(Dataset entries)
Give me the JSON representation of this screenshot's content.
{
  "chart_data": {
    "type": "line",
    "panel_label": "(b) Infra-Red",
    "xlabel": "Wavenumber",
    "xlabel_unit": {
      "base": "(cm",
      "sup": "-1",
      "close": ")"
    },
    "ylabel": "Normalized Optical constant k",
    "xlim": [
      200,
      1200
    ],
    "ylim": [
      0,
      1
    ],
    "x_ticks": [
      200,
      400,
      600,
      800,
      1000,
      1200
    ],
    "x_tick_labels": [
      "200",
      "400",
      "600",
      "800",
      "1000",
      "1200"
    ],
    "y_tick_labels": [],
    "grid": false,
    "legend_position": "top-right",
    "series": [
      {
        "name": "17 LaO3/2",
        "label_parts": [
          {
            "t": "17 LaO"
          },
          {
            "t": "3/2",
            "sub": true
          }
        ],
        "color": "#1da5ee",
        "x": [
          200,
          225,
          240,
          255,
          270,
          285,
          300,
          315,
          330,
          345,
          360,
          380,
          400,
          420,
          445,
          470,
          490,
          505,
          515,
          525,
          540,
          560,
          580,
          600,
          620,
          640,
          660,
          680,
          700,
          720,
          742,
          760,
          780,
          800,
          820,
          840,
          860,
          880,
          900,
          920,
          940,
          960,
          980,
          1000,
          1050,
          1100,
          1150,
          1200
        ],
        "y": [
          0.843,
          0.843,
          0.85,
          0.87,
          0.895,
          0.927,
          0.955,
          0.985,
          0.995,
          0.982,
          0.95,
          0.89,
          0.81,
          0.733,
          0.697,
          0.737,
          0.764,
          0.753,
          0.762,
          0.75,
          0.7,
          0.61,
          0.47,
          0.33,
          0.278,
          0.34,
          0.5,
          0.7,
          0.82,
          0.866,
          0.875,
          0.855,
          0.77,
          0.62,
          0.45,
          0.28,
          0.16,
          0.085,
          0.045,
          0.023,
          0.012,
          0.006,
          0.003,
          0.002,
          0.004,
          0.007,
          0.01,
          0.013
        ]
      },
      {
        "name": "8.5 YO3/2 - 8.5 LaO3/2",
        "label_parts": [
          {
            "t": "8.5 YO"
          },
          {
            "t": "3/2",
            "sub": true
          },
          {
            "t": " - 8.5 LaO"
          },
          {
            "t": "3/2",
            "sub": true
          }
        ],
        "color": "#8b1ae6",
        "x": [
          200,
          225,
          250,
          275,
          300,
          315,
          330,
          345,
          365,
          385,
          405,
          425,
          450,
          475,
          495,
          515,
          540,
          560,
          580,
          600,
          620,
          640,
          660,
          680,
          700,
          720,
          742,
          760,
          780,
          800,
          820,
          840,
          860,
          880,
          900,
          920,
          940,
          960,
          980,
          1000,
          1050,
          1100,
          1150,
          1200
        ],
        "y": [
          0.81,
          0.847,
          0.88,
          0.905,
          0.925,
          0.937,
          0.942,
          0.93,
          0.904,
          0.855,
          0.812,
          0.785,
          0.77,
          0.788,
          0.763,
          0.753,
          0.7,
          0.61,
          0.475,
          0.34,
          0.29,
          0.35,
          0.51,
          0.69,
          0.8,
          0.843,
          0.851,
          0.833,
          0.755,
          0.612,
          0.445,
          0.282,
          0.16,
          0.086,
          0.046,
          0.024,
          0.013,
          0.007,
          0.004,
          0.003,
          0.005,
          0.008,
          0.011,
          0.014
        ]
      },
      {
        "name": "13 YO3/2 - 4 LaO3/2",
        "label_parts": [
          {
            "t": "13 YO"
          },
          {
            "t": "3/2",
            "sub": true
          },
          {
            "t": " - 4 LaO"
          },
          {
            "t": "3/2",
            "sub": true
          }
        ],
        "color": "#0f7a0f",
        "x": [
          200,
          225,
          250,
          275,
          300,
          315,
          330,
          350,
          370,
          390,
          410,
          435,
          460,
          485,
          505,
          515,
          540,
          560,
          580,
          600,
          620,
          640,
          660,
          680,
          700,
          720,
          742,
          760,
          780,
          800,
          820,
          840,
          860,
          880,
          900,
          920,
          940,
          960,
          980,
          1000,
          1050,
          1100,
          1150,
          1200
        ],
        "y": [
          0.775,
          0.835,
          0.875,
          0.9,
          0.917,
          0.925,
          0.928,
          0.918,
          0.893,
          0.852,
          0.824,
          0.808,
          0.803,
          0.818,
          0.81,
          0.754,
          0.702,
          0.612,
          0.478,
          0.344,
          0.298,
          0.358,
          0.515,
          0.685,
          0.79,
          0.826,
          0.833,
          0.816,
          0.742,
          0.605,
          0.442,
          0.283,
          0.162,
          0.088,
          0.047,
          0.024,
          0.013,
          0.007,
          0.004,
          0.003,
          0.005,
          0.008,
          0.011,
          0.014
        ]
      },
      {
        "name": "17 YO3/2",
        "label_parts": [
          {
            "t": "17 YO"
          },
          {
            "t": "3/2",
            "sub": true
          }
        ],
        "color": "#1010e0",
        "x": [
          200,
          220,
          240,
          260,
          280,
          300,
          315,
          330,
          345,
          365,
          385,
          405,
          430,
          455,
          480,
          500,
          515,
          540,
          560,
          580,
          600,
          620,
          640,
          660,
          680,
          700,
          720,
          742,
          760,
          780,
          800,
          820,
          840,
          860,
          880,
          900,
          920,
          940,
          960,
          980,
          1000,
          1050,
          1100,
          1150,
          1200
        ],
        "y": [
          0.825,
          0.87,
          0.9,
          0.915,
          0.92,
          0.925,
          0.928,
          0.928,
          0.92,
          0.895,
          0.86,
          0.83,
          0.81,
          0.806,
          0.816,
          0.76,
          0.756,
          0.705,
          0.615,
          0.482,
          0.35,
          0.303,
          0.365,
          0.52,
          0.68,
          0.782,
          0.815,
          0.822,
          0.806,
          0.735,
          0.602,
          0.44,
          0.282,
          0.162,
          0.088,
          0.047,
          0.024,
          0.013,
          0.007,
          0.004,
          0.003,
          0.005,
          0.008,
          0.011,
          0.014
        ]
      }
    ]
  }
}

Task
Search the data for "name". Copy every matching line.

Task result
        "name": "17 LaO3/2",
        "name": "8.5 YO3/2 - 8.5 LaO3/2",
        "name": "13 YO3/2 - 4 LaO3/2",
        "name": "17 YO3/2",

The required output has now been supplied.